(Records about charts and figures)
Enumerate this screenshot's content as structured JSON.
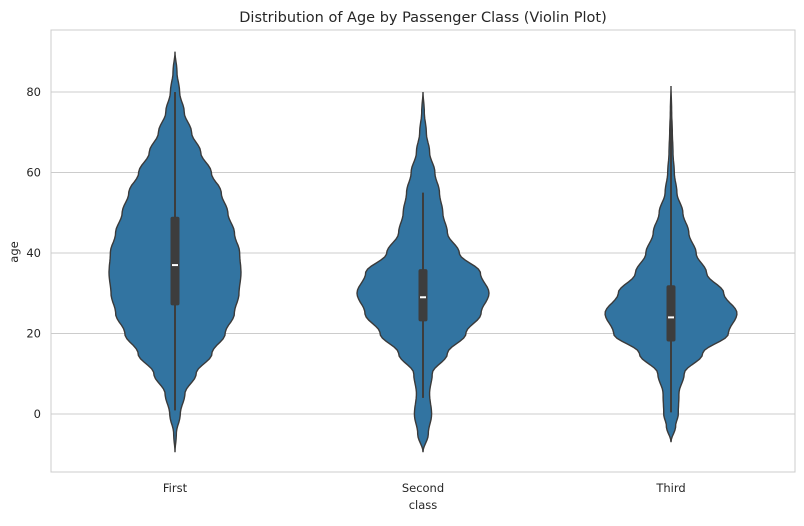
{
  "chart_data": {
    "type": "violin",
    "title": "Distribution of Age by Passenger Class (Violin Plot)",
    "xlabel": "class",
    "ylabel": "age",
    "ylim": [
      -14,
      94
    ],
    "yticks": [
      "0",
      "20",
      "40",
      "60",
      "80"
    ],
    "grid": "horizontal",
    "color": "#3274a1",
    "categories": [
      "First",
      "Second",
      "Third"
    ],
    "violins": [
      {
        "category": "First",
        "min": 0.9,
        "q1": 27,
        "median": 37,
        "q3": 49,
        "max": 80,
        "kde_range": [
          -9.5,
          90
        ],
        "density": [
          [
            -9.5,
            0.0
          ],
          [
            -5,
            0.02
          ],
          [
            0,
            0.08
          ],
          [
            5,
            0.15
          ],
          [
            10,
            0.32
          ],
          [
            15,
            0.56
          ],
          [
            20,
            0.76
          ],
          [
            25,
            0.9
          ],
          [
            30,
            0.97
          ],
          [
            35,
            1.0
          ],
          [
            40,
            0.98
          ],
          [
            45,
            0.9
          ],
          [
            50,
            0.8
          ],
          [
            55,
            0.7
          ],
          [
            60,
            0.55
          ],
          [
            65,
            0.39
          ],
          [
            70,
            0.25
          ],
          [
            75,
            0.14
          ],
          [
            80,
            0.07
          ],
          [
            85,
            0.03
          ],
          [
            90,
            0.0
          ]
        ]
      },
      {
        "category": "Second",
        "min": 4,
        "q1": 23,
        "median": 29,
        "q3": 36,
        "max": 55,
        "kde_range": [
          -9.5,
          80
        ],
        "density": [
          [
            -9.5,
            0.0
          ],
          [
            -5,
            0.08
          ],
          [
            0,
            0.13
          ],
          [
            5,
            0.1
          ],
          [
            10,
            0.14
          ],
          [
            15,
            0.37
          ],
          [
            20,
            0.65
          ],
          [
            25,
            0.88
          ],
          [
            30,
            1.0
          ],
          [
            35,
            0.87
          ],
          [
            40,
            0.55
          ],
          [
            45,
            0.37
          ],
          [
            50,
            0.3
          ],
          [
            55,
            0.25
          ],
          [
            60,
            0.18
          ],
          [
            65,
            0.1
          ],
          [
            70,
            0.05
          ],
          [
            75,
            0.02
          ],
          [
            80,
            0.0
          ]
        ]
      },
      {
        "category": "Third",
        "min": 0.4,
        "q1": 18,
        "median": 24,
        "q3": 32,
        "max": 74,
        "kde_range": [
          -7,
          81.5
        ],
        "density": [
          [
            -7,
            0.0
          ],
          [
            -3,
            0.07
          ],
          [
            0,
            0.11
          ],
          [
            5,
            0.12
          ],
          [
            10,
            0.2
          ],
          [
            15,
            0.48
          ],
          [
            20,
            0.87
          ],
          [
            25,
            1.0
          ],
          [
            30,
            0.8
          ],
          [
            35,
            0.54
          ],
          [
            40,
            0.38
          ],
          [
            45,
            0.27
          ],
          [
            50,
            0.18
          ],
          [
            55,
            0.09
          ],
          [
            60,
            0.05
          ],
          [
            65,
            0.03
          ],
          [
            70,
            0.02
          ],
          [
            75,
            0.01
          ],
          [
            81.5,
            0.0
          ]
        ]
      }
    ]
  }
}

**DIRECTION**
Output the entries above exactly, without their pictures.

**RESULT BELOW**
Enumerate this screenshot's content as structured JSON.
{
  "chart_data": {
    "type": "violin",
    "title": "Distribution of Age by Passenger Class (Violin Plot)",
    "xlabel": "class",
    "ylabel": "age",
    "ylim": [
      -14,
      94
    ],
    "yticks": [
      "0",
      "20",
      "40",
      "60",
      "80"
    ],
    "grid": "horizontal",
    "color": "#3274a1",
    "categories": [
      "First",
      "Second",
      "Third"
    ],
    "violins": [
      {
        "category": "First",
        "min": 0.9,
        "q1": 27,
        "median": 37,
        "q3": 49,
        "max": 80,
        "kde_range": [
          -9.5,
          90
        ],
        "density": [
          [
            -9.5,
            0.0
          ],
          [
            -5,
            0.02
          ],
          [
            0,
            0.08
          ],
          [
            5,
            0.15
          ],
          [
            10,
            0.32
          ],
          [
            15,
            0.56
          ],
          [
            20,
            0.76
          ],
          [
            25,
            0.9
          ],
          [
            30,
            0.97
          ],
          [
            35,
            1.0
          ],
          [
            40,
            0.98
          ],
          [
            45,
            0.9
          ],
          [
            50,
            0.8
          ],
          [
            55,
            0.7
          ],
          [
            60,
            0.55
          ],
          [
            65,
            0.39
          ],
          [
            70,
            0.25
          ],
          [
            75,
            0.14
          ],
          [
            80,
            0.07
          ],
          [
            85,
            0.03
          ],
          [
            90,
            0.0
          ]
        ]
      },
      {
        "category": "Second",
        "min": 4,
        "q1": 23,
        "median": 29,
        "q3": 36,
        "max": 55,
        "kde_range": [
          -9.5,
          80
        ],
        "density": [
          [
            -9.5,
            0.0
          ],
          [
            -5,
            0.08
          ],
          [
            0,
            0.13
          ],
          [
            5,
            0.1
          ],
          [
            10,
            0.14
          ],
          [
            15,
            0.37
          ],
          [
            20,
            0.65
          ],
          [
            25,
            0.88
          ],
          [
            30,
            1.0
          ],
          [
            35,
            0.87
          ],
          [
            40,
            0.55
          ],
          [
            45,
            0.37
          ],
          [
            50,
            0.3
          ],
          [
            55,
            0.25
          ],
          [
            60,
            0.18
          ],
          [
            65,
            0.1
          ],
          [
            70,
            0.05
          ],
          [
            75,
            0.02
          ],
          [
            80,
            0.0
          ]
        ]
      },
      {
        "category": "Third",
        "min": 0.4,
        "q1": 18,
        "median": 24,
        "q3": 32,
        "max": 74,
        "kde_range": [
          -7,
          81.5
        ],
        "density": [
          [
            -7,
            0.0
          ],
          [
            -3,
            0.07
          ],
          [
            0,
            0.11
          ],
          [
            5,
            0.12
          ],
          [
            10,
            0.2
          ],
          [
            15,
            0.48
          ],
          [
            20,
            0.87
          ],
          [
            25,
            1.0
          ],
          [
            30,
            0.8
          ],
          [
            35,
            0.54
          ],
          [
            40,
            0.38
          ],
          [
            45,
            0.27
          ],
          [
            50,
            0.18
          ],
          [
            55,
            0.09
          ],
          [
            60,
            0.05
          ],
          [
            65,
            0.03
          ],
          [
            70,
            0.02
          ],
          [
            75,
            0.01
          ],
          [
            81.5,
            0.0
          ]
        ]
      }
    ]
  }
}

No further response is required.